**What the exercise asks**
Set down each line of the data below exactly as it stands, dropping the pictures.

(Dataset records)
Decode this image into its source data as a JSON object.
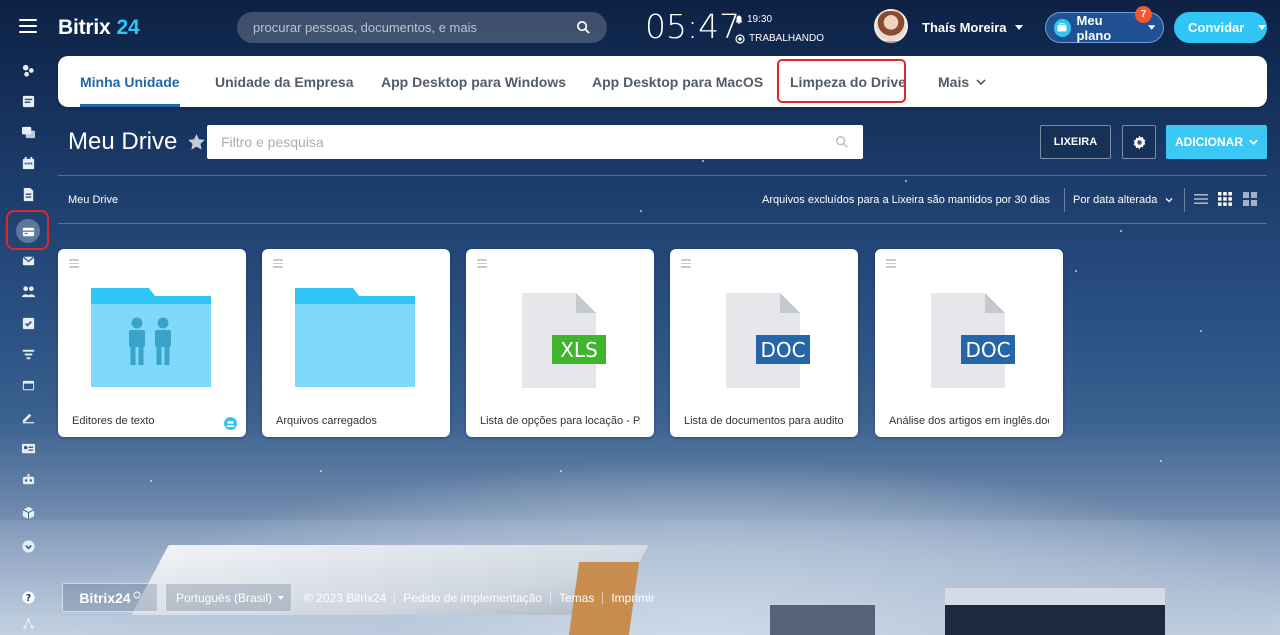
{
  "header": {
    "brand": "Bitrix",
    "brand_num": "24",
    "search_placeholder": "procurar pessoas, documentos, e mais",
    "clock_time": "05:47",
    "alarm_time": "19:30",
    "work_status": "TRABALHANDO",
    "user_name": "Thaís Moreira",
    "plan_label": "Meu plano",
    "plan_badge": "7",
    "invite_label": "Convidar"
  },
  "tabs": [
    {
      "label": "Minha Unidade",
      "active": true
    },
    {
      "label": "Unidade da Empresa"
    },
    {
      "label": "App Desktop para Windows"
    },
    {
      "label": "App Desktop para MacOS"
    },
    {
      "label": "Limpeza do Drive",
      "highlighted": true
    },
    {
      "label": "Mais"
    }
  ],
  "page": {
    "title": "Meu Drive",
    "filter_placeholder": "Filtro e pesquisa",
    "trash_button": "LIXEIRA",
    "add_button": "ADICIONAR",
    "breadcrumb": "Meu Drive",
    "retention_note": "Arquivos excluídos para a Lixeira são mantidos por 30 dias",
    "sort_label": "Por data alterada"
  },
  "files": [
    {
      "name": "Editores de texto",
      "kind": "shared-folder"
    },
    {
      "name": "Arquivos carregados",
      "kind": "folder"
    },
    {
      "name": "Lista de opções para locação - P...",
      "kind": "file",
      "badge": "XLS"
    },
    {
      "name": "Lista de documentos para audito...",
      "kind": "file",
      "badge": "DOC"
    },
    {
      "name": "Análise dos artigos em inglês.docx",
      "kind": "file",
      "badge": "DOC"
    }
  ],
  "footer": {
    "logo": "Bitrix24",
    "language": "Português (Brasil)",
    "copyright": "© 2023 Bitrix24",
    "links": [
      "Pedido de implementação",
      "Temas",
      "Imprimir"
    ]
  },
  "colors": {
    "accent": "#2fc6f6",
    "active_tab": "#2067b0",
    "highlight": "#e0262a",
    "xls": "#3fb42d",
    "doc": "#2466a8",
    "folder": "#2fc6f6"
  }
}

**Task output**
Decode this image into its source data as a JSON object.
{
  "header": {
    "brand": "Bitrix",
    "brand_num": "24",
    "search_placeholder": "procurar pessoas, documentos, e mais",
    "clock_time": "05:47",
    "alarm_time": "19:30",
    "work_status": "TRABALHANDO",
    "user_name": "Thaís Moreira",
    "plan_label": "Meu plano",
    "plan_badge": "7",
    "invite_label": "Convidar"
  },
  "tabs": [
    {
      "label": "Minha Unidade",
      "active": true
    },
    {
      "label": "Unidade da Empresa"
    },
    {
      "label": "App Desktop para Windows"
    },
    {
      "label": "App Desktop para MacOS"
    },
    {
      "label": "Limpeza do Drive",
      "highlighted": true
    },
    {
      "label": "Mais"
    }
  ],
  "page": {
    "title": "Meu Drive",
    "filter_placeholder": "Filtro e pesquisa",
    "trash_button": "LIXEIRA",
    "add_button": "ADICIONAR",
    "breadcrumb": "Meu Drive",
    "retention_note": "Arquivos excluídos para a Lixeira são mantidos por 30 dias",
    "sort_label": "Por data alterada"
  },
  "files": [
    {
      "name": "Editores de texto",
      "kind": "shared-folder"
    },
    {
      "name": "Arquivos carregados",
      "kind": "folder"
    },
    {
      "name": "Lista de opções para locação - P...",
      "kind": "file",
      "badge": "XLS"
    },
    {
      "name": "Lista de documentos para audito...",
      "kind": "file",
      "badge": "DOC"
    },
    {
      "name": "Análise dos artigos em inglês.docx",
      "kind": "file",
      "badge": "DOC"
    }
  ],
  "footer": {
    "logo": "Bitrix24",
    "language": "Português (Brasil)",
    "copyright": "© 2023 Bitrix24",
    "links": [
      "Pedido de implementação",
      "Temas",
      "Imprimir"
    ]
  },
  "colors": {
    "accent": "#2fc6f6",
    "active_tab": "#2067b0",
    "highlight": "#e0262a",
    "xls": "#3fb42d",
    "doc": "#2466a8",
    "folder": "#2fc6f6"
  }
}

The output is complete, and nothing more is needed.